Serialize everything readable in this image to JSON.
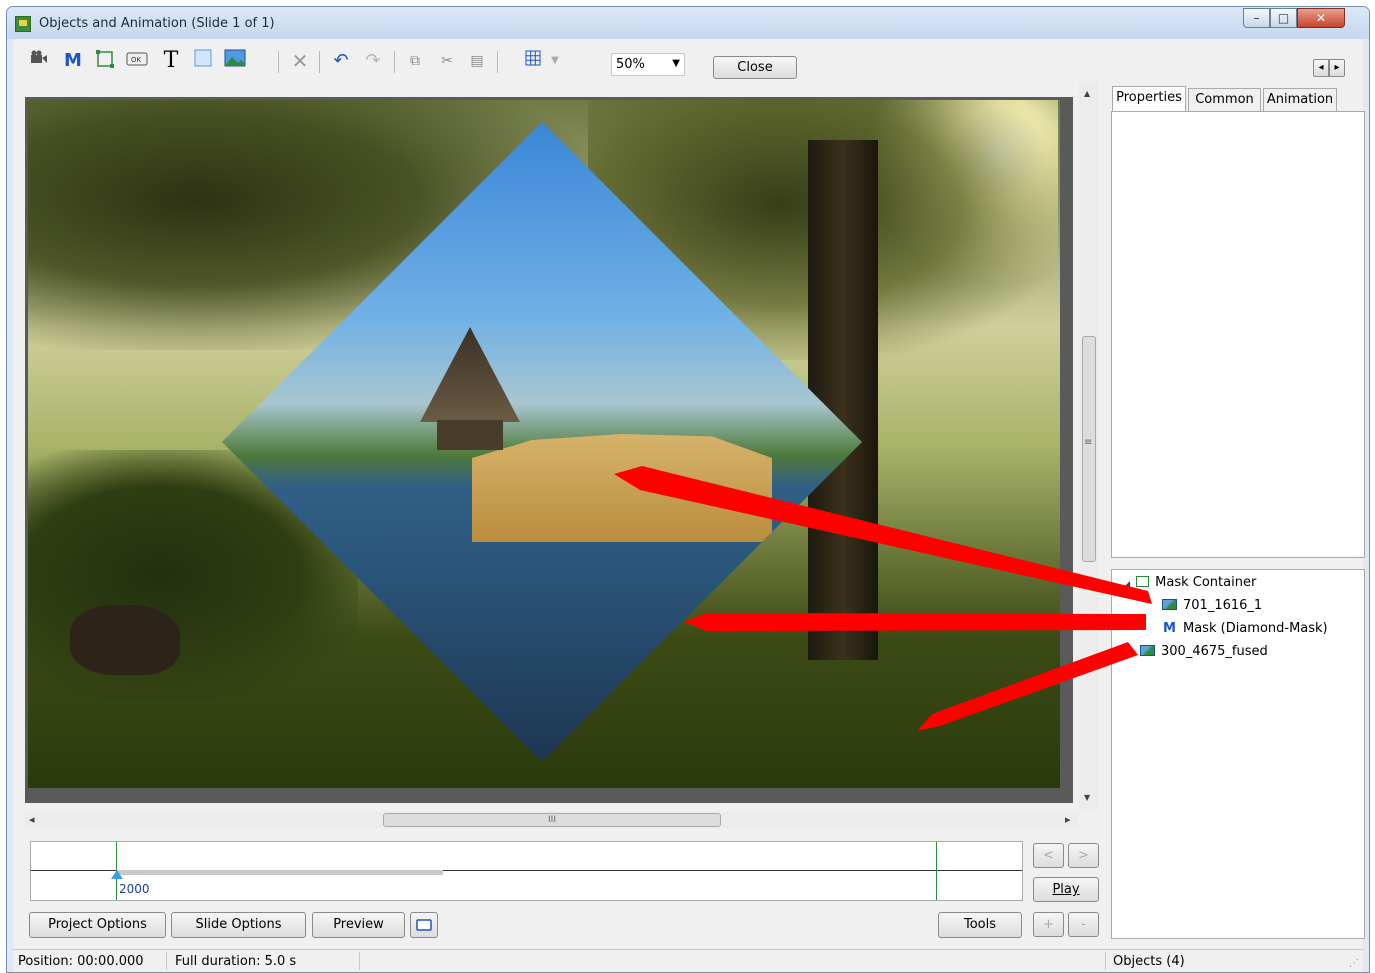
{
  "window": {
    "title": "Objects and Animation  (Slide 1 of 1)",
    "caption_minimize": "–",
    "caption_maximize": "□",
    "caption_close": "✕"
  },
  "toolbar": {
    "icons": [
      "camera-icon",
      "mask-icon",
      "container-icon",
      "button-icon",
      "text-icon",
      "frame-icon",
      "image-icon",
      "delete-icon",
      "undo-icon",
      "redo-icon",
      "copy-icon",
      "cut-icon",
      "paste-icon",
      "grid-icon"
    ],
    "mask_glyph": "M",
    "text_glyph": "T",
    "zoom_value": "50%",
    "close_label": "Close",
    "nav_prev": "◂",
    "nav_next": "▸"
  },
  "timeline": {
    "marker_label": "2000"
  },
  "timeline_controls": {
    "prev": "<",
    "next": ">",
    "play_label": "Play",
    "plus": "+",
    "minus": "-"
  },
  "bottom_buttons": {
    "project_options": "Project Options",
    "slide_options": "Slide Options",
    "preview": "Preview",
    "tools": "Tools"
  },
  "tabs": [
    {
      "label": "Properties",
      "active": true
    },
    {
      "label": "Common",
      "active": false
    },
    {
      "label": "Animation",
      "active": false
    }
  ],
  "object_tree": {
    "container": "Mask Container",
    "children": [
      {
        "label": "701_1616_1",
        "type": "image"
      },
      {
        "label": "Mask (Diamond-Mask)",
        "type": "mask"
      }
    ],
    "sibling": {
      "label": "300_4675_fused",
      "type": "image"
    }
  },
  "statusbar": {
    "position": "Position:  00:00.000",
    "duration": "Full duration:  5.0 s",
    "objects": "Objects (4)"
  },
  "scrollbar": {
    "h_thumb_grip": "III",
    "v_thumb_grip": "≡",
    "up": "▲",
    "down": "▼",
    "left": "◂",
    "right": "▸"
  },
  "colors": {
    "annotation_arrow": "#ff0000",
    "accent_blue": "#1a55c4",
    "timeline_green": "#2d8c3c"
  }
}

== Problem details ==
Read through the entries and copy each line in which "Objects" appears.

== Answer for this exercise ==
    "title": "Objects and Animation  (Slide 1 of 1)",
    "objects": "Objects (4)"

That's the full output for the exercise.